◆ **Instructions for the task**
Select from the records below every line that has the word "Studi" in it.

Part of a data file:
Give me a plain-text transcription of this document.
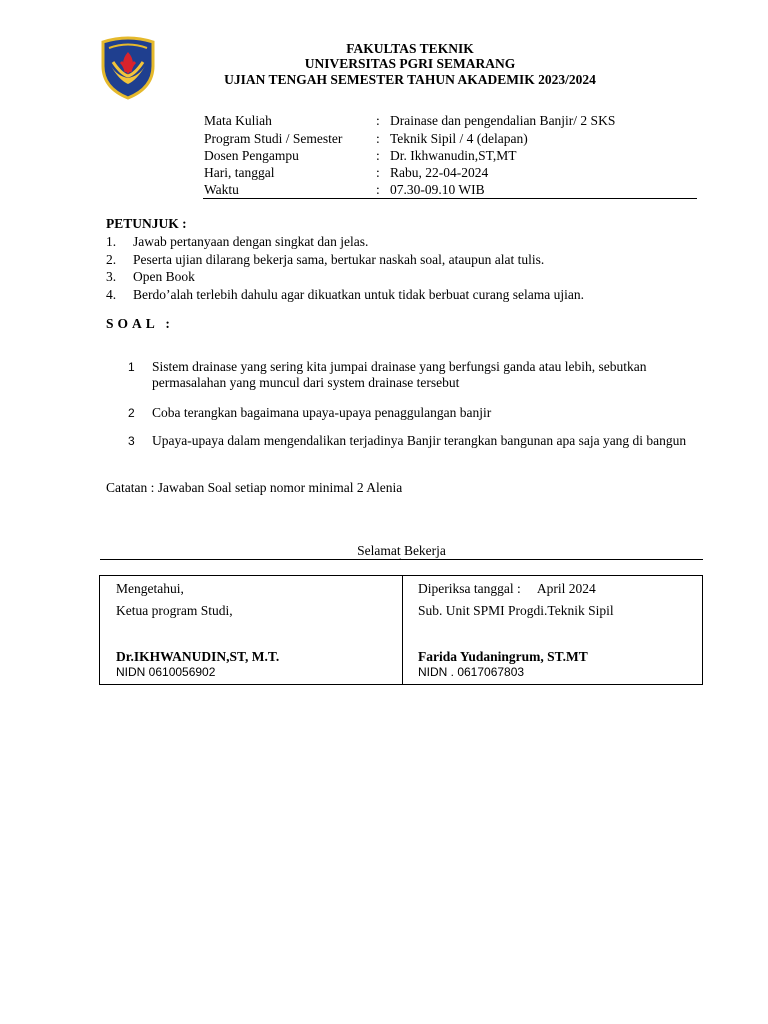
FAKULTAS TEKNIK
UNIVERSITAS PGRI SEMARANG
UJIAN TENGAH SEMESTER TAHUN AKADEMIK 2023/2024
Mata Kuliah	: Drainase dan pengendalian Banjir/ 2 SKS
Program Studi / Semester	: Teknik Sipil / 4 (delapan)
Dosen Pengampu	: Dr. Ikhwanudin,ST,MT
Hari, tanggal	: Rabu, 22-04-2024
Waktu	: 07.30-09.10 WIB
PETUNJUK :
1. Jawab pertanyaan dengan singkat dan jelas.
2. Peserta ujian dilarang bekerja sama, bertukar naskah soal, ataupun alat tulis.
3. Open Book
4. Berdo’alah terlebih dahulu agar dikuatkan untuk tidak berbuat curang selama ujian.
SOAL :
1 Sistem drainase yang sering kita jumpai drainase yang berfungsi ganda atau lebih, sebutkan permasalahan yang muncul dari system drainase tersebut
2 Coba terangkan bagaimana upaya-upaya penaggulangan banjir
3 Upaya-upaya dalam mengendalikan terjadinya Banjir terangkan bangunan apa saja yang di bangun
Catatan : Jawaban Soal setiap nomor minimal 2 Alenia
Selamat Bekerja
`
Mengetahui,
Ketua program Studi,
Dr.IKHWANUDIN,ST, M.T.
NIDN 0610056902
Diperiksa tanggal :     April 2024
Sub. Unit SPMI Progdi.Teknik Sipil
Farida Yudaningrum, ST.MT
NIDN . 0617067803
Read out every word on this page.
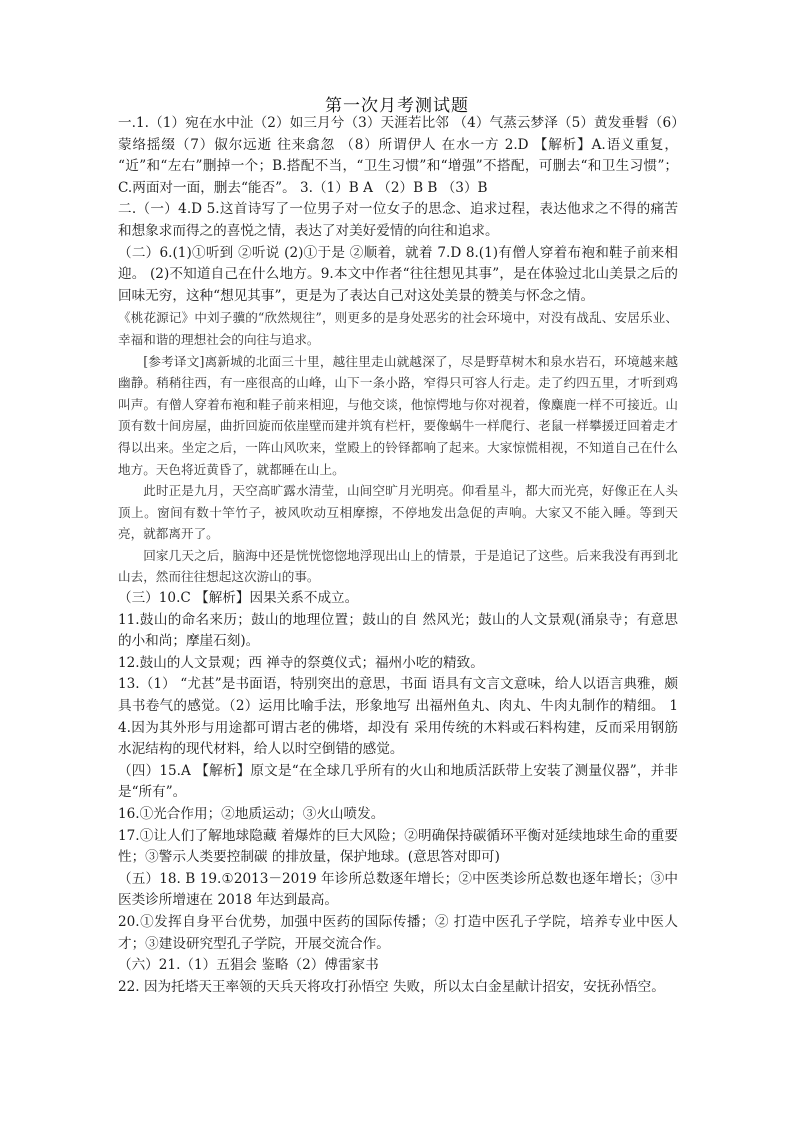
第一次月考测试题

一.1.（1）宛在水中沚（2）如三月兮（3）天涯若比邻 （4）气蒸云梦泽（5）黄发垂髫（6）蒙络摇缀（7）俶尔远逝 往来翕忽 （8）所谓伊人 在水一方 2.D 【解析】A.语义重复， “近”和“左右”删掉一个；B.搭配不当，“卫生习惯”和“增强”不搭配，可删去“和卫生习惯”； C.两面对一面，删去“能否”。 3.（1）B A （2）B B （3）B

二.（一）4.D 5.这首诗写了一位男子对一位女子的思念、追求过程，表达他求之不得的痛苦和想象求而得之的喜悦之情，表达了对美好爱情的向往和追求。

（二）6.(1)①听到 ②听说 (2)①于是 ②顺着，就着 7.D 8.(1)有僧人穿着布袍和鞋子前来相迎。 (2)不知道自己在什么地方。9.本文中作者“往往想见其事”，是在体验过北山美景之后的回味无穷，这种“想见其事”，更是为了表达自己对这处美景的赞美与怀念之情。

《桃花源记》中刘子骥的“欣然规往”，则更多的是身处恶劣的社会环境中，对没有战乱、安居乐业、幸福和谐的理想社会的向往与追求。

[参考译文]离新城的北面三十里，越往里走山就越深了，尽是野草树木和泉水岩石，环境越来越幽静。稍稍往西，有一座很高的山峰，山下一条小路，窄得只可容人行走。走了约四五里，才听到鸡叫声。有僧人穿着布袍和鞋子前来相迎，与他交谈，他惊愕地与你对视着，像麋鹿一样不可接近。山顶有数十间房屋，曲折回旋而依崖壁而建并筑有栏杆，要像蜗牛一样爬行、老鼠一样攀援迂回着走才得以出来。坐定之后，一阵山风吹来，堂殿上的铃铎都响了起来。大家惊慌相视，不知道自己在什么地方。天色将近黄昏了，就都睡在山上。

此时正是九月，天空高旷露水清莹，山间空旷月光明亮。仰看星斗，都大而光亮，好像正在人头顶上。窗间有数十竿竹子，被风吹动互相摩擦，不停地发出急促的声响。大家又不能入睡。等到天亮，就都离开了。

回家几天之后，脑海中还是恍恍惚惚地浮现出山上的情景，于是追记了这些。后来我没有再到北山去，然而往往想起这次游山的事。

（三）10.C 【解析】因果关系不成立。

11.鼓山的命名来历；鼓山的地理位置；鼓山的自 然风光；鼓山的人文景观(涌泉寺；有意思的小和尚；摩崖石刻)。

12.鼓山的人文景观；西 禅寺的祭奠仪式；福州小吃的精致。

13.（1） “尤甚”是书面语，特别突出的意思，书面 语具有文言文意味，给人以语言典雅，颇具书卷气的感觉。（2）运用比喻手法，形象地写 出福州鱼丸、肉丸、牛肉丸制作的精细。 14.因为其外形与用途都可谓古老的佛塔，却没有 采用传统的木料或石料构建，反而采用钢筋水泥结构的现代材料，给人以时空倒错的感觉。

（四）15.A 【解析】原文是“在全球几乎所有的火山和地质活跃带上安装了测量仪器”，并非是“所有”。

16.①光合作用；②地质运动；③火山喷发。

17.①让人们了解地球隐藏 着爆炸的巨大风险；②明确保持碳循环平衡对延续地球生命的重要性；③警示人类要控制碳 的排放量，保护地球。(意思答对即可)

（五）18. B 19.①2013－2019 年诊所总数逐年增长；②中医类诊所总数也逐年增长；③中医类诊所增速在 2018 年达到最高。

20.①发挥自身平台优势，加强中医药的国际传播；② 打造中医孔子学院，培养专业中医人才；③建设研究型孔子学院，开展交流合作。

（六）21.（1）五猖会 鉴略（2）傅雷家书

22. 因为托塔天王率领的天兵天将攻打孙悟空 失败，所以太白金星献计招安，安抚孙悟空。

◆ **Expected answer**
Program Studi / Semester	: Teknik Sipil / 4 (delapan)
Ketua program Studi,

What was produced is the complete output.